*Goal of the exercise*. Transcribe the material word for word, but without the images.

*Provided records*.
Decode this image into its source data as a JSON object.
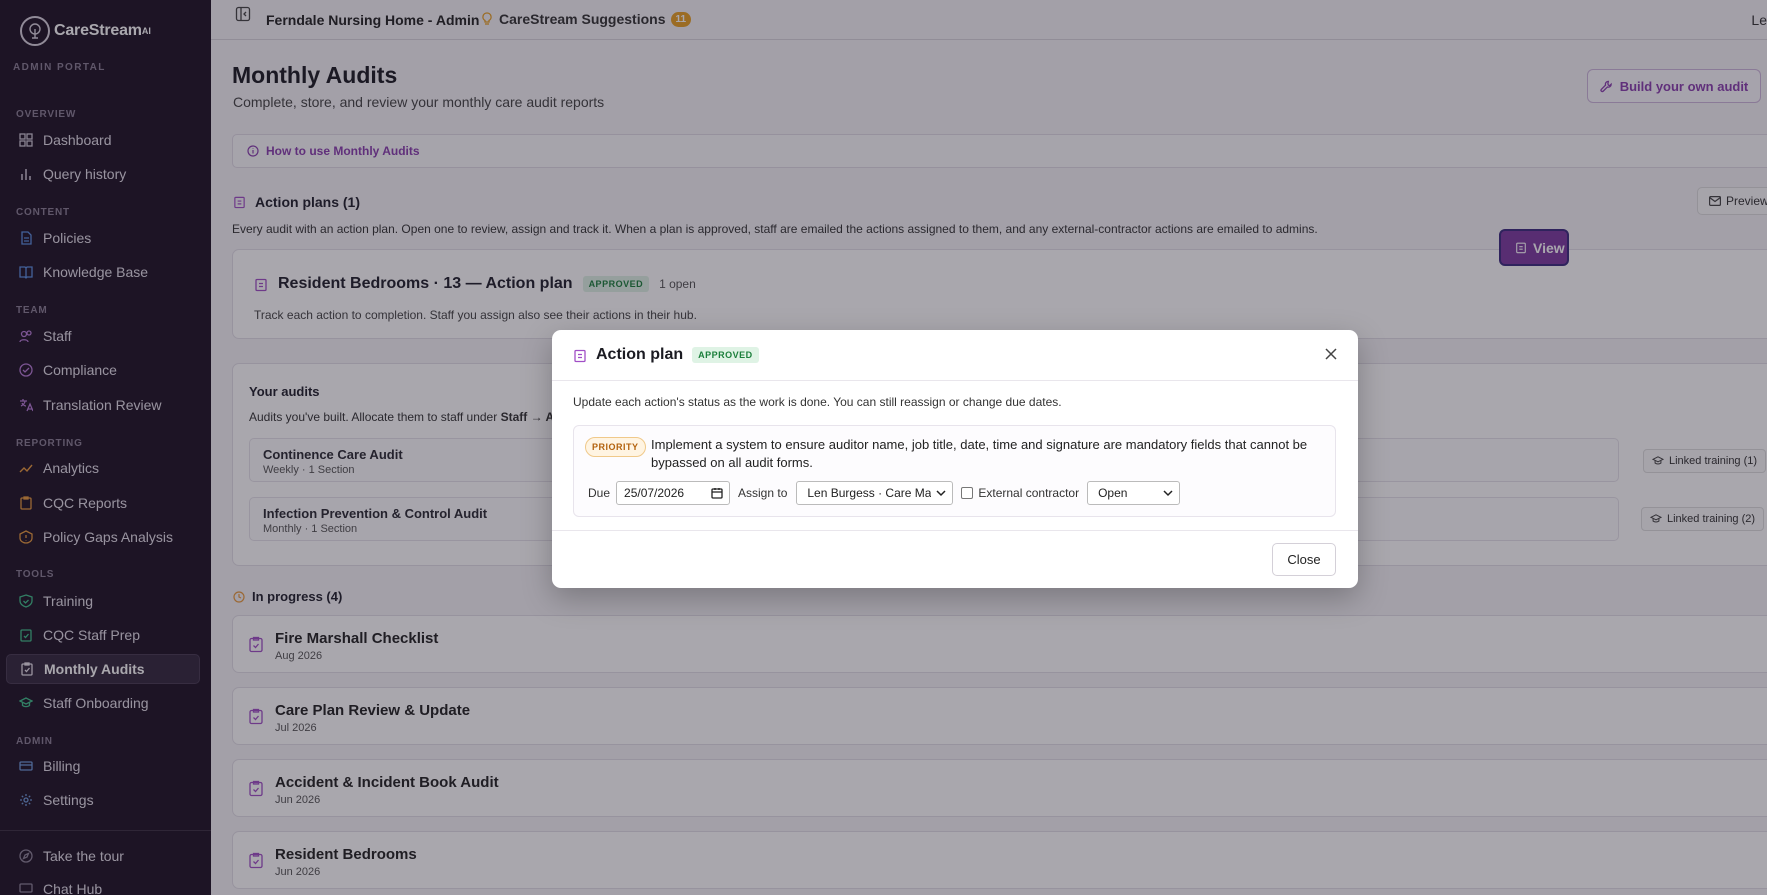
{
  "app": {
    "name": "CareStream",
    "name_suffix": "AI",
    "portal": "ADMIN PORTAL"
  },
  "sidebar": {
    "sections": [
      {
        "label": "OVERVIEW"
      },
      {
        "label": "CONTENT"
      },
      {
        "label": "TEAM"
      },
      {
        "label": "REPORTING"
      },
      {
        "label": "TOOLS"
      },
      {
        "label": "ADMIN"
      }
    ],
    "items": [
      {
        "label": "Dashboard",
        "icon": "grid-icon"
      },
      {
        "label": "Query history",
        "icon": "bar-chart-icon"
      },
      {
        "label": "Policies",
        "icon": "document-icon"
      },
      {
        "label": "Knowledge Base",
        "icon": "book-icon"
      },
      {
        "label": "Staff",
        "icon": "users-icon"
      },
      {
        "label": "Compliance",
        "icon": "check-circle-icon"
      },
      {
        "label": "Translation Review",
        "icon": "translate-icon"
      },
      {
        "label": "Analytics",
        "icon": "trend-icon"
      },
      {
        "label": "CQC Reports",
        "icon": "clipboard-icon"
      },
      {
        "label": "Policy Gaps Analysis",
        "icon": "alert-icon"
      },
      {
        "label": "Training",
        "icon": "shield-icon"
      },
      {
        "label": "CQC Staff Prep",
        "icon": "clipboard-check-icon"
      },
      {
        "label": "Monthly Audits",
        "icon": "clipboard-icon",
        "active": true
      },
      {
        "label": "Staff Onboarding",
        "icon": "graduation-icon"
      },
      {
        "label": "Billing",
        "icon": "card-icon"
      },
      {
        "label": "Settings",
        "icon": "gear-icon"
      },
      {
        "label": "Take the tour",
        "icon": "compass-icon"
      },
      {
        "label": "Chat Hub",
        "icon": "chat-icon"
      }
    ]
  },
  "topbar": {
    "org": "Ferndale Nursing Home - Admin",
    "suggestions": "CareStream Suggestions",
    "suggestions_count": "11",
    "user": "Le"
  },
  "page": {
    "title": "Monthly Audits",
    "subtitle": "Complete, store, and review your monthly care audit reports",
    "build_button": "Build your own audit",
    "howto": "How to use Monthly Audits"
  },
  "action_plans": {
    "heading": "Action plans (1)",
    "preview": "Preview",
    "description": "Every audit with an action plan. Open one to review, assign and track it. When a plan is approved, staff are emailed the actions assigned to them, and any external-contractor actions are emailed to admins.",
    "plan": {
      "title": "Resident Bedrooms · 13 — Action plan",
      "status": "APPROVED",
      "open": "1 open",
      "description": "Track each action to completion. Staff you assign also see their actions in their hub.",
      "view": "View"
    }
  },
  "your_audits": {
    "heading": "Your audits",
    "description_prefix": "Audits you've built. Allocate them to staff under ",
    "description_bold": "Staff → Ac",
    "rows": [
      {
        "name": "Continence Care Audit",
        "meta": "Weekly · 1 Section",
        "training": "Linked training (1)"
      },
      {
        "name": "Infection Prevention & Control Audit",
        "meta": "Monthly · 1 Section",
        "training": "Linked training (2)"
      }
    ]
  },
  "in_progress": {
    "heading": "In progress (4)",
    "items": [
      {
        "name": "Fire Marshall Checklist",
        "date": "Aug 2026"
      },
      {
        "name": "Care Plan Review & Update",
        "date": "Jul 2026"
      },
      {
        "name": "Accident & Incident Book Audit",
        "date": "Jun 2026"
      },
      {
        "name": "Resident Bedrooms",
        "date": "Jun 2026"
      }
    ]
  },
  "modal": {
    "title": "Action plan",
    "status": "APPROVED",
    "description": "Update each action's status as the work is done. You can still reassign or change due dates.",
    "action": {
      "priority": "PRIORITY",
      "text": "Implement a system to ensure auditor name, job title, date, time and signature are mandatory fields that cannot be bypassed on all audit forms.",
      "due_label": "Due",
      "due_value": "25/07/2026",
      "assign_label": "Assign to",
      "assign_value": "Len Burgess · Care Mana",
      "external_label": "External contractor",
      "external_checked": false,
      "status_value": "Open"
    },
    "close": "Close"
  },
  "colors": {
    "accent": "#8a3fae",
    "sidebar_bg": "#1d1225",
    "approved": "#1b7f3b",
    "priority": "#b3620d",
    "badge": "#e8a123"
  }
}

*Task result*.
Decode this image into its source data as a JSON object.
{
  "app": {
    "name": "CareStream",
    "name_suffix": "AI",
    "portal": "ADMIN PORTAL"
  },
  "sidebar": {
    "sections": [
      {
        "label": "OVERVIEW"
      },
      {
        "label": "CONTENT"
      },
      {
        "label": "TEAM"
      },
      {
        "label": "REPORTING"
      },
      {
        "label": "TOOLS"
      },
      {
        "label": "ADMIN"
      }
    ],
    "items": [
      {
        "label": "Dashboard",
        "icon": "grid-icon"
      },
      {
        "label": "Query history",
        "icon": "bar-chart-icon"
      },
      {
        "label": "Policies",
        "icon": "document-icon"
      },
      {
        "label": "Knowledge Base",
        "icon": "book-icon"
      },
      {
        "label": "Staff",
        "icon": "users-icon"
      },
      {
        "label": "Compliance",
        "icon": "check-circle-icon"
      },
      {
        "label": "Translation Review",
        "icon": "translate-icon"
      },
      {
        "label": "Analytics",
        "icon": "trend-icon"
      },
      {
        "label": "CQC Reports",
        "icon": "clipboard-icon"
      },
      {
        "label": "Policy Gaps Analysis",
        "icon": "alert-icon"
      },
      {
        "label": "Training",
        "icon": "shield-icon"
      },
      {
        "label": "CQC Staff Prep",
        "icon": "clipboard-check-icon"
      },
      {
        "label": "Monthly Audits",
        "icon": "clipboard-icon",
        "active": true
      },
      {
        "label": "Staff Onboarding",
        "icon": "graduation-icon"
      },
      {
        "label": "Billing",
        "icon": "card-icon"
      },
      {
        "label": "Settings",
        "icon": "gear-icon"
      },
      {
        "label": "Take the tour",
        "icon": "compass-icon"
      },
      {
        "label": "Chat Hub",
        "icon": "chat-icon"
      }
    ]
  },
  "topbar": {
    "org": "Ferndale Nursing Home - Admin",
    "suggestions": "CareStream Suggestions",
    "suggestions_count": "11",
    "user": "Le"
  },
  "page": {
    "title": "Monthly Audits",
    "subtitle": "Complete, store, and review your monthly care audit reports",
    "build_button": "Build your own audit",
    "howto": "How to use Monthly Audits"
  },
  "action_plans": {
    "heading": "Action plans (1)",
    "preview": "Preview",
    "description": "Every audit with an action plan. Open one to review, assign and track it. When a plan is approved, staff are emailed the actions assigned to them, and any external-contractor actions are emailed to admins.",
    "plan": {
      "title": "Resident Bedrooms · 13 — Action plan",
      "status": "APPROVED",
      "open": "1 open",
      "description": "Track each action to completion. Staff you assign also see their actions in their hub.",
      "view": "View"
    }
  },
  "your_audits": {
    "heading": "Your audits",
    "description_prefix": "Audits you've built. Allocate them to staff under ",
    "description_bold": "Staff → Ac",
    "rows": [
      {
        "name": "Continence Care Audit",
        "meta": "Weekly · 1 Section",
        "training": "Linked training (1)"
      },
      {
        "name": "Infection Prevention & Control Audit",
        "meta": "Monthly · 1 Section",
        "training": "Linked training (2)"
      }
    ]
  },
  "in_progress": {
    "heading": "In progress (4)",
    "items": [
      {
        "name": "Fire Marshall Checklist",
        "date": "Aug 2026"
      },
      {
        "name": "Care Plan Review & Update",
        "date": "Jul 2026"
      },
      {
        "name": "Accident & Incident Book Audit",
        "date": "Jun 2026"
      },
      {
        "name": "Resident Bedrooms",
        "date": "Jun 2026"
      }
    ]
  },
  "modal": {
    "title": "Action plan",
    "status": "APPROVED",
    "description": "Update each action's status as the work is done. You can still reassign or change due dates.",
    "action": {
      "priority": "PRIORITY",
      "text": "Implement a system to ensure auditor name, job title, date, time and signature are mandatory fields that cannot be bypassed on all audit forms.",
      "due_label": "Due",
      "due_value": "25/07/2026",
      "assign_label": "Assign to",
      "assign_value": "Len Burgess · Care Mana",
      "external_label": "External contractor",
      "external_checked": false,
      "status_value": "Open"
    },
    "close": "Close"
  },
  "colors": {
    "accent": "#8a3fae",
    "sidebar_bg": "#1d1225",
    "approved": "#1b7f3b",
    "priority": "#b3620d",
    "badge": "#e8a123"
  }
}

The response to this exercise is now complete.